# [Set problem]
Omit the pictures from the entries below and retype everything else exactly.

# [Dataset records on visual material]
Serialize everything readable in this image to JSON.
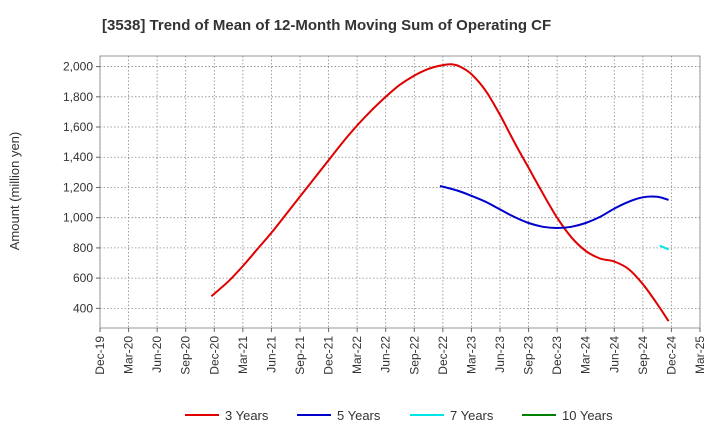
{
  "chart_data": {
    "type": "line",
    "title": "[3538]  Trend of Mean of 12-Month Moving Sum of Operating CF",
    "xlabel": "",
    "ylabel": "Amount (million yen)",
    "ylim": [
      270,
      2070
    ],
    "yticks": [
      400,
      600,
      800,
      1000,
      1200,
      1400,
      1600,
      1800,
      2000
    ],
    "ytick_labels": [
      "400",
      "600",
      "800",
      "1,000",
      "1,200",
      "1,400",
      "1,600",
      "1,800",
      "2,000"
    ],
    "x_categories": [
      "Dec-19",
      "Mar-20",
      "Jun-20",
      "Sep-20",
      "Dec-20",
      "Mar-21",
      "Jun-21",
      "Sep-21",
      "Dec-21",
      "Mar-22",
      "Jun-22",
      "Sep-22",
      "Dec-22",
      "Mar-23",
      "Jun-23",
      "Sep-23",
      "Dec-23",
      "Mar-24",
      "Jun-24",
      "Sep-24",
      "Dec-24",
      "Mar-25"
    ],
    "grid": true,
    "legend_position": "bottom",
    "series": [
      {
        "name": "3 Years",
        "color": "#e00000",
        "points": [
          [
            3.9,
            480
          ],
          [
            4.5,
            580
          ],
          [
            5,
            680
          ],
          [
            5.5,
            790
          ],
          [
            6,
            900
          ],
          [
            6.5,
            1020
          ],
          [
            7,
            1140
          ],
          [
            7.5,
            1260
          ],
          [
            8,
            1380
          ],
          [
            8.5,
            1500
          ],
          [
            9,
            1610
          ],
          [
            9.5,
            1710
          ],
          [
            10,
            1800
          ],
          [
            10.5,
            1880
          ],
          [
            11,
            1940
          ],
          [
            11.5,
            1985
          ],
          [
            12,
            2010
          ],
          [
            12.3,
            2015
          ],
          [
            12.6,
            2000
          ],
          [
            13,
            1950
          ],
          [
            13.5,
            1840
          ],
          [
            14,
            1680
          ],
          [
            14.5,
            1500
          ],
          [
            15,
            1330
          ],
          [
            15.5,
            1160
          ],
          [
            16,
            1000
          ],
          [
            16.5,
            870
          ],
          [
            17,
            780
          ],
          [
            17.5,
            730
          ],
          [
            18,
            710
          ],
          [
            18.5,
            660
          ],
          [
            19,
            560
          ],
          [
            19.5,
            430
          ],
          [
            19.9,
            315
          ]
        ]
      },
      {
        "name": "5 Years",
        "color": "#0000cc",
        "points": [
          [
            11.9,
            1210
          ],
          [
            12.5,
            1180
          ],
          [
            13,
            1145
          ],
          [
            13.5,
            1105
          ],
          [
            14,
            1055
          ],
          [
            14.5,
            1005
          ],
          [
            15,
            965
          ],
          [
            15.5,
            940
          ],
          [
            16,
            932
          ],
          [
            16.5,
            940
          ],
          [
            17,
            965
          ],
          [
            17.5,
            1005
          ],
          [
            18,
            1060
          ],
          [
            18.5,
            1105
          ],
          [
            19,
            1135
          ],
          [
            19.5,
            1138
          ],
          [
            19.9,
            1118
          ]
        ]
      },
      {
        "name": "7 Years",
        "color": "#00e5e5",
        "points": [
          [
            19.6,
            815
          ],
          [
            19.9,
            790
          ]
        ]
      },
      {
        "name": "10 Years",
        "color": "#008000",
        "points": []
      }
    ]
  }
}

# [Answer to this exercise]
Serialize everything readable in this image to JSON.
{
  "chart_data": {
    "type": "line",
    "title": "[3538]  Trend of Mean of 12-Month Moving Sum of Operating CF",
    "xlabel": "",
    "ylabel": "Amount (million yen)",
    "ylim": [
      270,
      2070
    ],
    "yticks": [
      400,
      600,
      800,
      1000,
      1200,
      1400,
      1600,
      1800,
      2000
    ],
    "ytick_labels": [
      "400",
      "600",
      "800",
      "1,000",
      "1,200",
      "1,400",
      "1,600",
      "1,800",
      "2,000"
    ],
    "x_categories": [
      "Dec-19",
      "Mar-20",
      "Jun-20",
      "Sep-20",
      "Dec-20",
      "Mar-21",
      "Jun-21",
      "Sep-21",
      "Dec-21",
      "Mar-22",
      "Jun-22",
      "Sep-22",
      "Dec-22",
      "Mar-23",
      "Jun-23",
      "Sep-23",
      "Dec-23",
      "Mar-24",
      "Jun-24",
      "Sep-24",
      "Dec-24",
      "Mar-25"
    ],
    "grid": true,
    "legend_position": "bottom",
    "series": [
      {
        "name": "3 Years",
        "color": "#e00000",
        "points": [
          [
            3.9,
            480
          ],
          [
            4.5,
            580
          ],
          [
            5,
            680
          ],
          [
            5.5,
            790
          ],
          [
            6,
            900
          ],
          [
            6.5,
            1020
          ],
          [
            7,
            1140
          ],
          [
            7.5,
            1260
          ],
          [
            8,
            1380
          ],
          [
            8.5,
            1500
          ],
          [
            9,
            1610
          ],
          [
            9.5,
            1710
          ],
          [
            10,
            1800
          ],
          [
            10.5,
            1880
          ],
          [
            11,
            1940
          ],
          [
            11.5,
            1985
          ],
          [
            12,
            2010
          ],
          [
            12.3,
            2015
          ],
          [
            12.6,
            2000
          ],
          [
            13,
            1950
          ],
          [
            13.5,
            1840
          ],
          [
            14,
            1680
          ],
          [
            14.5,
            1500
          ],
          [
            15,
            1330
          ],
          [
            15.5,
            1160
          ],
          [
            16,
            1000
          ],
          [
            16.5,
            870
          ],
          [
            17,
            780
          ],
          [
            17.5,
            730
          ],
          [
            18,
            710
          ],
          [
            18.5,
            660
          ],
          [
            19,
            560
          ],
          [
            19.5,
            430
          ],
          [
            19.9,
            315
          ]
        ]
      },
      {
        "name": "5 Years",
        "color": "#0000cc",
        "points": [
          [
            11.9,
            1210
          ],
          [
            12.5,
            1180
          ],
          [
            13,
            1145
          ],
          [
            13.5,
            1105
          ],
          [
            14,
            1055
          ],
          [
            14.5,
            1005
          ],
          [
            15,
            965
          ],
          [
            15.5,
            940
          ],
          [
            16,
            932
          ],
          [
            16.5,
            940
          ],
          [
            17,
            965
          ],
          [
            17.5,
            1005
          ],
          [
            18,
            1060
          ],
          [
            18.5,
            1105
          ],
          [
            19,
            1135
          ],
          [
            19.5,
            1138
          ],
          [
            19.9,
            1118
          ]
        ]
      },
      {
        "name": "7 Years",
        "color": "#00e5e5",
        "points": [
          [
            19.6,
            815
          ],
          [
            19.9,
            790
          ]
        ]
      },
      {
        "name": "10 Years",
        "color": "#008000",
        "points": []
      }
    ]
  }
}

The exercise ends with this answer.